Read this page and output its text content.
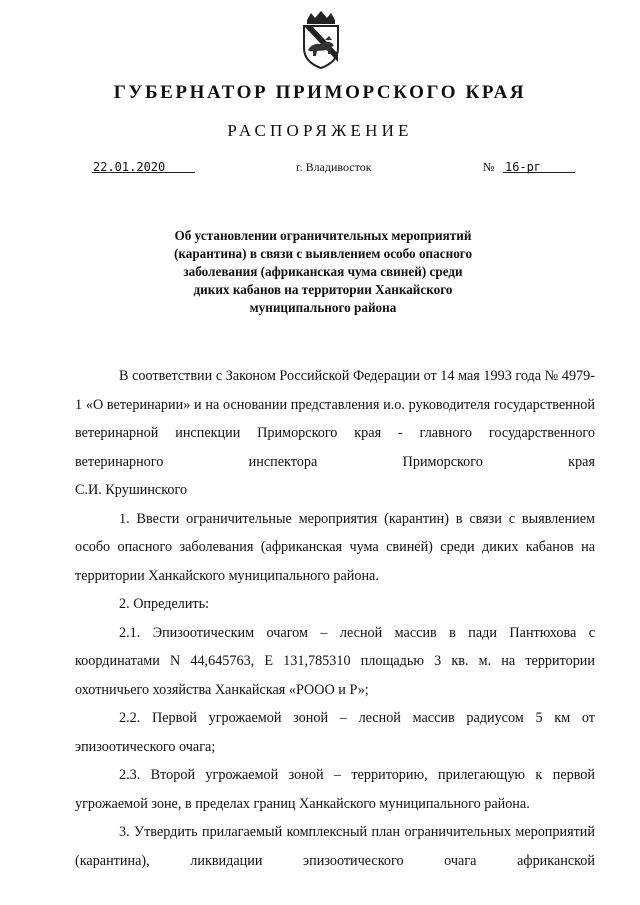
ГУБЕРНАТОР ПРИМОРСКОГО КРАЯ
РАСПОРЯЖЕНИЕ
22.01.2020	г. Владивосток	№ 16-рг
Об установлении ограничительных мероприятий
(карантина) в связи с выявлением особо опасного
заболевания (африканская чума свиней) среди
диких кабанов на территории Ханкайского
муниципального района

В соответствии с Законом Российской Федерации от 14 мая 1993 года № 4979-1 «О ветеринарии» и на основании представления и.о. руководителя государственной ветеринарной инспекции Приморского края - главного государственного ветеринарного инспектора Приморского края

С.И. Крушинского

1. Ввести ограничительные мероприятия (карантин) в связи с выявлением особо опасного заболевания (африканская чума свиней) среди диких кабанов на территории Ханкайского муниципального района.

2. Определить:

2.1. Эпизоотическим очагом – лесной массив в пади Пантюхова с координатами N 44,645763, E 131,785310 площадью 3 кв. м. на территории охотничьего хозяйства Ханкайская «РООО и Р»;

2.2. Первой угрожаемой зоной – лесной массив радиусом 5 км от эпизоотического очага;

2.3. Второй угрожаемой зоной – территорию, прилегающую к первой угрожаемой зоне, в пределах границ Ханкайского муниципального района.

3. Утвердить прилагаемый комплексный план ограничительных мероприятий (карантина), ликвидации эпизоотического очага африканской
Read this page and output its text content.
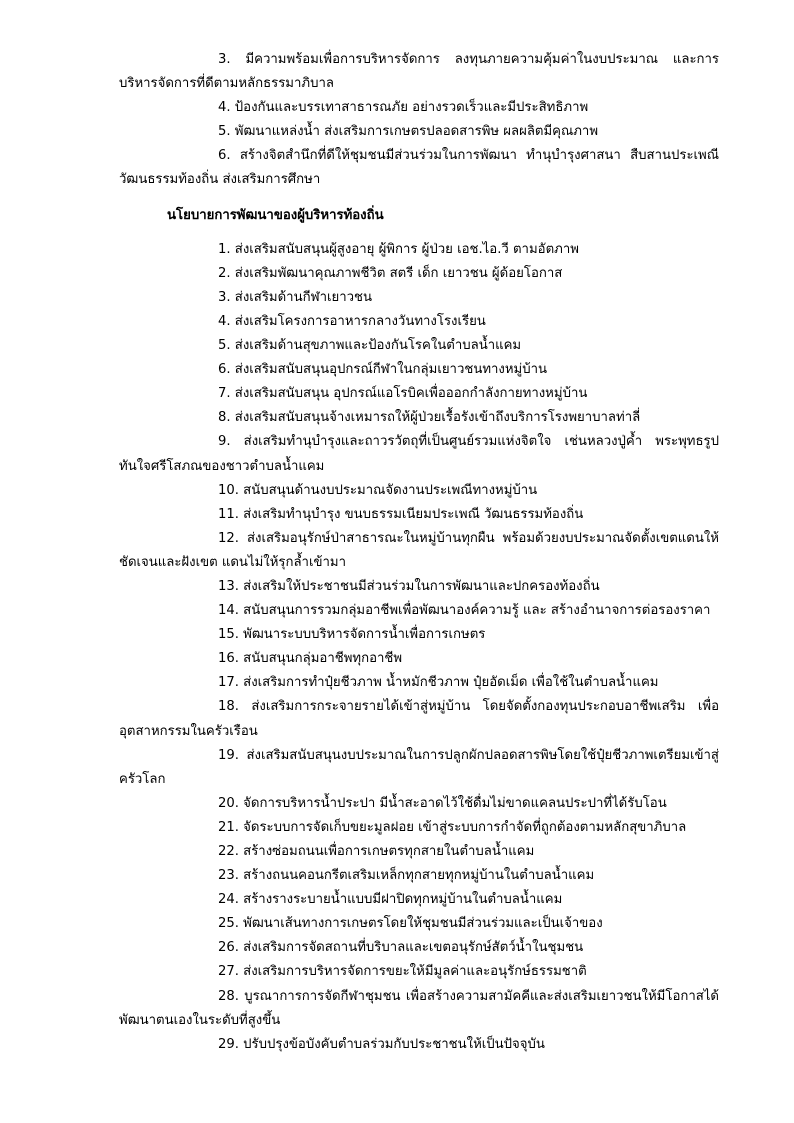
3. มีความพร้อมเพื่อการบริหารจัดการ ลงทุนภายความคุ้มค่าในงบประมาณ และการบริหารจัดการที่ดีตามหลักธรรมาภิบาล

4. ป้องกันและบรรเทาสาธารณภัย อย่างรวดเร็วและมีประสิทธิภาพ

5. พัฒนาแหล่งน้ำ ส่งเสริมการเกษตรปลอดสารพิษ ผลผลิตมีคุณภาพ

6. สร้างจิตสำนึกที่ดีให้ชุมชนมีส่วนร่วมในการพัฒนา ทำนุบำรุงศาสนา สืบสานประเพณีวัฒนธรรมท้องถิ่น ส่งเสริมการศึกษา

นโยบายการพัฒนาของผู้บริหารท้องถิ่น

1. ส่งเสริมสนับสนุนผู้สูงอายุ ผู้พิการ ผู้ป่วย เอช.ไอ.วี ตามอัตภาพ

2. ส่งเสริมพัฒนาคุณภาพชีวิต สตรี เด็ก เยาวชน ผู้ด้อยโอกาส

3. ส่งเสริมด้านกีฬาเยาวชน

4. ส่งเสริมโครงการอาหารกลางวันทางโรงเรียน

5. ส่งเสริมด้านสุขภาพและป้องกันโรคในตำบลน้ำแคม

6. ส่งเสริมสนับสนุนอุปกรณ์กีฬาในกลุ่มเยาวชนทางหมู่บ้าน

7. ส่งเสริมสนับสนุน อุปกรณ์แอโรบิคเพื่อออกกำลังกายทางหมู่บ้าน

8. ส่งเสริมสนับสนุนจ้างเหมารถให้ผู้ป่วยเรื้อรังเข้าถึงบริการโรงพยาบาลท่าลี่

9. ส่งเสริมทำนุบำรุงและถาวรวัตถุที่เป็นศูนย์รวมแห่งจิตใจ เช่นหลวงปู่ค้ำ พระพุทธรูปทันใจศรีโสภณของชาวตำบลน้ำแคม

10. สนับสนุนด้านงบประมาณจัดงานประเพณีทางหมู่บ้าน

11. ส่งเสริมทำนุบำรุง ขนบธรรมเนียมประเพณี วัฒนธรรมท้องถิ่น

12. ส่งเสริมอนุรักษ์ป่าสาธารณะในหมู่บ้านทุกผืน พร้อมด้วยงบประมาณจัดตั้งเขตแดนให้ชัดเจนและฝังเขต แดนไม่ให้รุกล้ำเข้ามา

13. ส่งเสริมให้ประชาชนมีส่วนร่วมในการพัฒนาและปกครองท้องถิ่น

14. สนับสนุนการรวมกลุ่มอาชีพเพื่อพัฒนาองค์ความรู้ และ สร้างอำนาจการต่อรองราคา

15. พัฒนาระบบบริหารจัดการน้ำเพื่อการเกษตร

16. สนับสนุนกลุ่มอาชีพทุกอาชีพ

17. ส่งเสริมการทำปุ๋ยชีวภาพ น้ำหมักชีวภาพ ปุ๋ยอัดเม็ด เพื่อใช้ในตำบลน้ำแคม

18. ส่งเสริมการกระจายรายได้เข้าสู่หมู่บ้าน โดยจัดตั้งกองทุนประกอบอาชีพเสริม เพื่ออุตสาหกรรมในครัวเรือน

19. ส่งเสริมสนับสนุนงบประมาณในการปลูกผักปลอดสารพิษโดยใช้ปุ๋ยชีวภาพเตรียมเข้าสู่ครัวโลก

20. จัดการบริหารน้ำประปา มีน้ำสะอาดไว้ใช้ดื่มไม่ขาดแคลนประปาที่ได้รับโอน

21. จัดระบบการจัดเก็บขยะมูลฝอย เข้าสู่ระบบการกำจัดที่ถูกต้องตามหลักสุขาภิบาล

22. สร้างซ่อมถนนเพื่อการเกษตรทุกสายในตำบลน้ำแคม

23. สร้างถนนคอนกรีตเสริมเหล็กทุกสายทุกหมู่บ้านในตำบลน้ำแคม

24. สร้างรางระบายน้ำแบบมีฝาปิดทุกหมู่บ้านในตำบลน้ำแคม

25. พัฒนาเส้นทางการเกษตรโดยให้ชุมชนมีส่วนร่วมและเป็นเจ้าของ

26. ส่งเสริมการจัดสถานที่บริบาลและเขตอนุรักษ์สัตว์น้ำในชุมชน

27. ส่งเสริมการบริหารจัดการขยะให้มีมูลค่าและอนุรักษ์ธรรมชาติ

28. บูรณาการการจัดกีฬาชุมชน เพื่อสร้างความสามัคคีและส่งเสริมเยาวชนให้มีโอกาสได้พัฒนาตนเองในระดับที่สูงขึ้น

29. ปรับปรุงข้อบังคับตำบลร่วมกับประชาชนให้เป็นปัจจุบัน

+ + + +

--- STATED TASK ---
Write down only how many lines in the listing contain the word "свиней".

--- FINISHED EXERCISE ---
2